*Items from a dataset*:
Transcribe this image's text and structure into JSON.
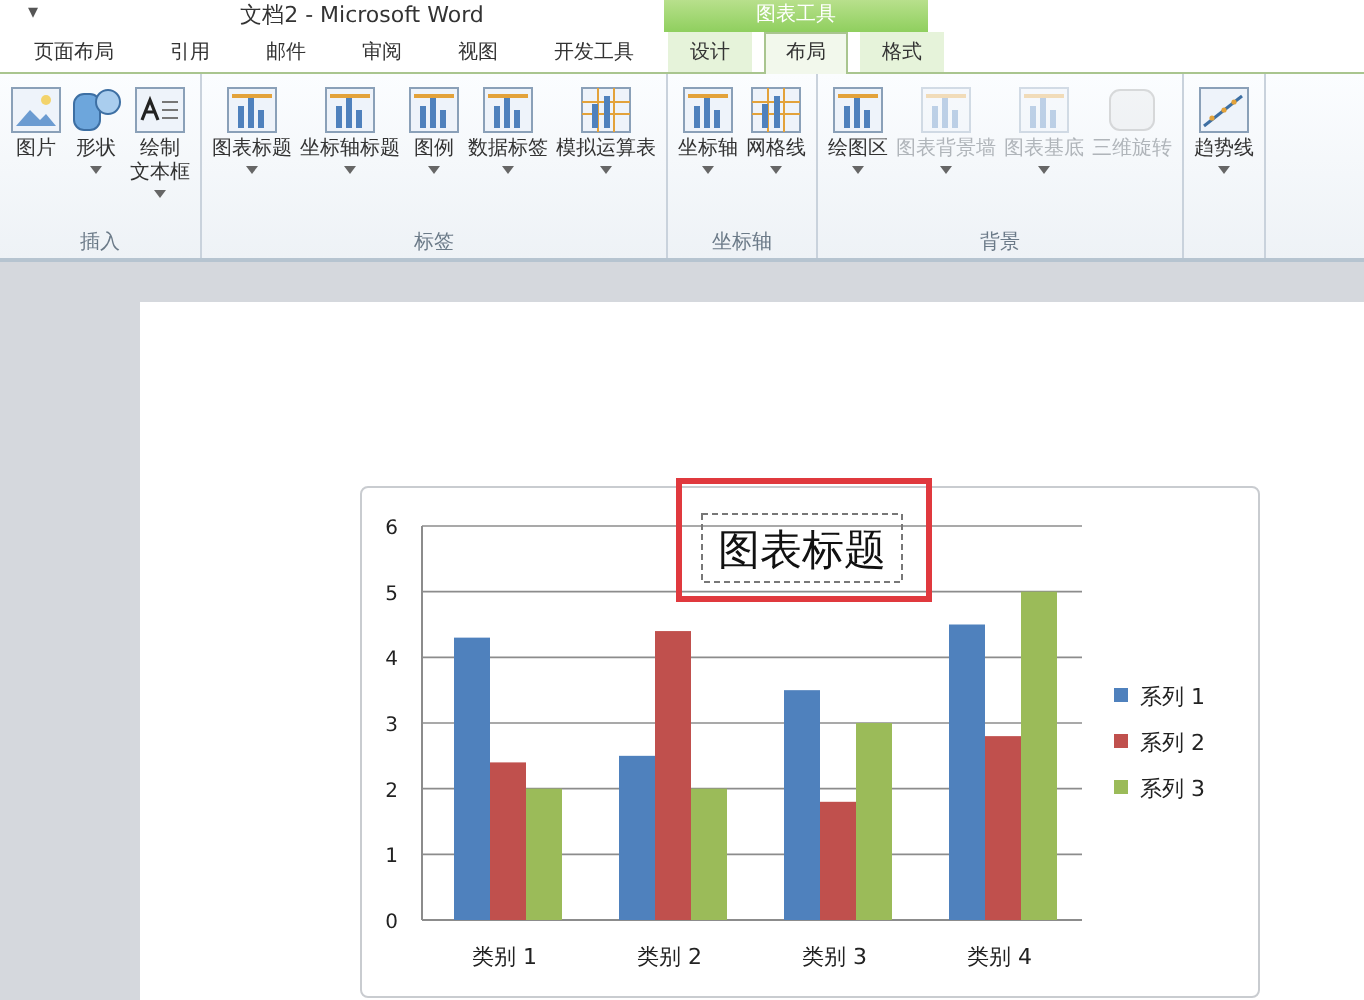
{
  "window": {
    "title": "文档2 - Microsoft Word",
    "quick_access": "▾"
  },
  "context_tab_group": "图表工具",
  "tabs": [
    {
      "label": "页面布局",
      "selected": false,
      "contextual": false
    },
    {
      "label": "引用",
      "selected": false,
      "contextual": false
    },
    {
      "label": "邮件",
      "selected": false,
      "contextual": false
    },
    {
      "label": "审阅",
      "selected": false,
      "contextual": false
    },
    {
      "label": "视图",
      "selected": false,
      "contextual": false
    },
    {
      "label": "开发工具",
      "selected": false,
      "contextual": false
    },
    {
      "label": "设计",
      "selected": false,
      "contextual": true
    },
    {
      "label": "布局",
      "selected": true,
      "contextual": true
    },
    {
      "label": "格式",
      "selected": false,
      "contextual": true
    }
  ],
  "ribbon": {
    "groups": [
      {
        "label": "插入",
        "buttons": [
          {
            "label": "图片",
            "kind": "picture",
            "menu": false,
            "disabled": false
          },
          {
            "label": "形状",
            "kind": "shapes",
            "menu": true,
            "disabled": false
          },
          {
            "label": "绘制",
            "label_line_2": "文本框",
            "kind": "textbox",
            "menu": true,
            "disabled": false
          }
        ]
      },
      {
        "label": "标签",
        "buttons": [
          {
            "label": "图表标题",
            "kind": "chart",
            "menu": true,
            "disabled": false
          },
          {
            "label": "坐标轴标题",
            "kind": "chart",
            "menu": true,
            "disabled": false
          },
          {
            "label": "图例",
            "kind": "chart",
            "menu": true,
            "disabled": false
          },
          {
            "label": "数据标签",
            "kind": "chart",
            "menu": true,
            "disabled": false
          },
          {
            "label": "模拟运算表",
            "kind": "grid",
            "menu": true,
            "disabled": false
          }
        ]
      },
      {
        "label": "坐标轴",
        "buttons": [
          {
            "label": "坐标轴",
            "kind": "chart",
            "menu": true,
            "disabled": false
          },
          {
            "label": "网格线",
            "kind": "grid",
            "menu": true,
            "disabled": false
          }
        ]
      },
      {
        "label": "背景",
        "buttons": [
          {
            "label": "绘图区",
            "kind": "chart",
            "menu": true,
            "disabled": false
          },
          {
            "label": "图表背景墙",
            "kind": "chart",
            "menu": true,
            "disabled": true
          },
          {
            "label": "图表基底",
            "kind": "chart",
            "menu": true,
            "disabled": true
          },
          {
            "label": "三维旋转",
            "kind": "cube",
            "menu": false,
            "disabled": true
          }
        ]
      },
      {
        "buttons": [
          {
            "label": "趋势线",
            "kind": "trend",
            "menu": true,
            "disabled": false
          }
        ]
      }
    ]
  },
  "chart": {
    "title_selected": true,
    "highlighted": true,
    "chart_data": {
      "type": "bar",
      "title": "图表标题",
      "categories": [
        "类别 1",
        "类别 2",
        "类别 3",
        "类别 4"
      ],
      "series": [
        {
          "name": "系列 1",
          "color": "#4f81bd",
          "values": [
            4.3,
            2.5,
            3.5,
            4.5
          ]
        },
        {
          "name": "系列 2",
          "color": "#c0504d",
          "values": [
            2.4,
            4.4,
            1.8,
            2.8
          ]
        },
        {
          "name": "系列 3",
          "color": "#9bbb59",
          "values": [
            2,
            2,
            3,
            5
          ]
        }
      ],
      "ylim": [
        0,
        6
      ],
      "yticks": [
        0,
        1,
        2,
        3,
        4,
        5,
        6
      ],
      "grid": true,
      "legend": true
    }
  }
}
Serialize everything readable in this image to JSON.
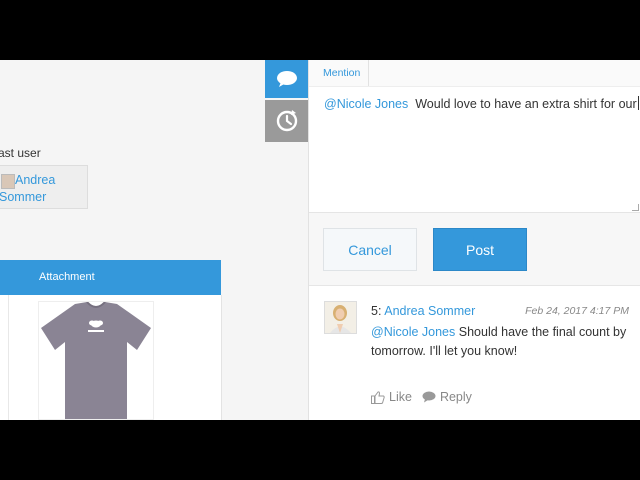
{
  "record": {
    "field_label": "ast user",
    "user_name": "Andrea Sommer",
    "table_header": "Attachment"
  },
  "editor": {
    "mention_label": "Mention",
    "mention_user": "@Nicole Jones",
    "draft_text": "Would love to have an extra shirt for our"
  },
  "buttons": {
    "cancel": "Cancel",
    "post": "Post"
  },
  "comment": {
    "number": "5:",
    "author": "Andrea Sommer",
    "date": "Feb 24, 2017 4:17 PM",
    "mention_user": "@Nicole Jones",
    "text": "Should have the final count by tomorrow. I'll let you know!",
    "like_label": "Like",
    "reply_label": "Reply"
  },
  "colors": {
    "accent": "#3498db",
    "history_tab": "#9a9a9a"
  },
  "icons": {
    "comments_tab": "speech-bubble-icon",
    "history_tab": "history-icon",
    "like": "thumbs-up-icon",
    "reply": "speech-bubble-icon"
  }
}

*Stated exercise*:
Without including any pictures, print all of the material exactly as given.

*Response to the exercise*:
Transcribe this image's text and structure into JSON.
{
  "window": {
    "title": "文档2 - Microsoft Word",
    "quick_access": "▾"
  },
  "context_tab_group": "图表工具",
  "tabs": [
    {
      "label": "页面布局",
      "selected": false,
      "contextual": false
    },
    {
      "label": "引用",
      "selected": false,
      "contextual": false
    },
    {
      "label": "邮件",
      "selected": false,
      "contextual": false
    },
    {
      "label": "审阅",
      "selected": false,
      "contextual": false
    },
    {
      "label": "视图",
      "selected": false,
      "contextual": false
    },
    {
      "label": "开发工具",
      "selected": false,
      "contextual": false
    },
    {
      "label": "设计",
      "selected": false,
      "contextual": true
    },
    {
      "label": "布局",
      "selected": true,
      "contextual": true
    },
    {
      "label": "格式",
      "selected": false,
      "contextual": true
    }
  ],
  "ribbon": {
    "groups": [
      {
        "label": "插入",
        "buttons": [
          {
            "label": "图片",
            "kind": "picture",
            "menu": false,
            "disabled": false
          },
          {
            "label": "形状",
            "kind": "shapes",
            "menu": true,
            "disabled": false
          },
          {
            "label": "绘制",
            "label_line_2": "文本框",
            "kind": "textbox",
            "menu": true,
            "disabled": false
          }
        ]
      },
      {
        "label": "标签",
        "buttons": [
          {
            "label": "图表标题",
            "kind": "chart",
            "menu": true,
            "disabled": false
          },
          {
            "label": "坐标轴标题",
            "kind": "chart",
            "menu": true,
            "disabled": false
          },
          {
            "label": "图例",
            "kind": "chart",
            "menu": true,
            "disabled": false
          },
          {
            "label": "数据标签",
            "kind": "chart",
            "menu": true,
            "disabled": false
          },
          {
            "label": "模拟运算表",
            "kind": "grid",
            "menu": true,
            "disabled": false
          }
        ]
      },
      {
        "label": "坐标轴",
        "buttons": [
          {
            "label": "坐标轴",
            "kind": "chart",
            "menu": true,
            "disabled": false
          },
          {
            "label": "网格线",
            "kind": "grid",
            "menu": true,
            "disabled": false
          }
        ]
      },
      {
        "label": "背景",
        "buttons": [
          {
            "label": "绘图区",
            "kind": "chart",
            "menu": true,
            "disabled": false
          },
          {
            "label": "图表背景墙",
            "kind": "chart",
            "menu": true,
            "disabled": true
          },
          {
            "label": "图表基底",
            "kind": "chart",
            "menu": true,
            "disabled": true
          },
          {
            "label": "三维旋转",
            "kind": "cube",
            "menu": false,
            "disabled": true
          }
        ]
      },
      {
        "buttons": [
          {
            "label": "趋势线",
            "kind": "trend",
            "menu": true,
            "disabled": false
          }
        ]
      }
    ]
  },
  "chart": {
    "title_selected": true,
    "highlighted": true,
    "chart_data": {
      "type": "bar",
      "title": "图表标题",
      "categories": [
        "类别 1",
        "类别 2",
        "类别 3",
        "类别 4"
      ],
      "series": [
        {
          "name": "系列 1",
          "color": "#4f81bd",
          "values": [
            4.3,
            2.5,
            3.5,
            4.5
          ]
        },
        {
          "name": "系列 2",
          "color": "#c0504d",
          "values": [
            2.4,
            4.4,
            1.8,
            2.8
          ]
        },
        {
          "name": "系列 3",
          "color": "#9bbb59",
          "values": [
            2,
            2,
            3,
            5
          ]
        }
      ],
      "ylim": [
        0,
        6
      ],
      "yticks": [
        0,
        1,
        2,
        3,
        4,
        5,
        6
      ],
      "grid": true,
      "legend": true
    }
  }
}
Serialize everything readable in this image to JSON.
{
  "record": {
    "field_label": "ast user",
    "user_name": "Andrea Sommer",
    "table_header": "Attachment"
  },
  "editor": {
    "mention_label": "Mention",
    "mention_user": "@Nicole Jones",
    "draft_text": "Would love to have an extra shirt for our"
  },
  "buttons": {
    "cancel": "Cancel",
    "post": "Post"
  },
  "comment": {
    "number": "5:",
    "author": "Andrea Sommer",
    "date": "Feb 24, 2017 4:17 PM",
    "mention_user": "@Nicole Jones",
    "text": "Should have the final count by tomorrow. I'll let you know!",
    "like_label": "Like",
    "reply_label": "Reply"
  },
  "colors": {
    "accent": "#3498db",
    "history_tab": "#9a9a9a"
  },
  "icons": {
    "comments_tab": "speech-bubble-icon",
    "history_tab": "history-icon",
    "like": "thumbs-up-icon",
    "reply": "speech-bubble-icon"
  }
}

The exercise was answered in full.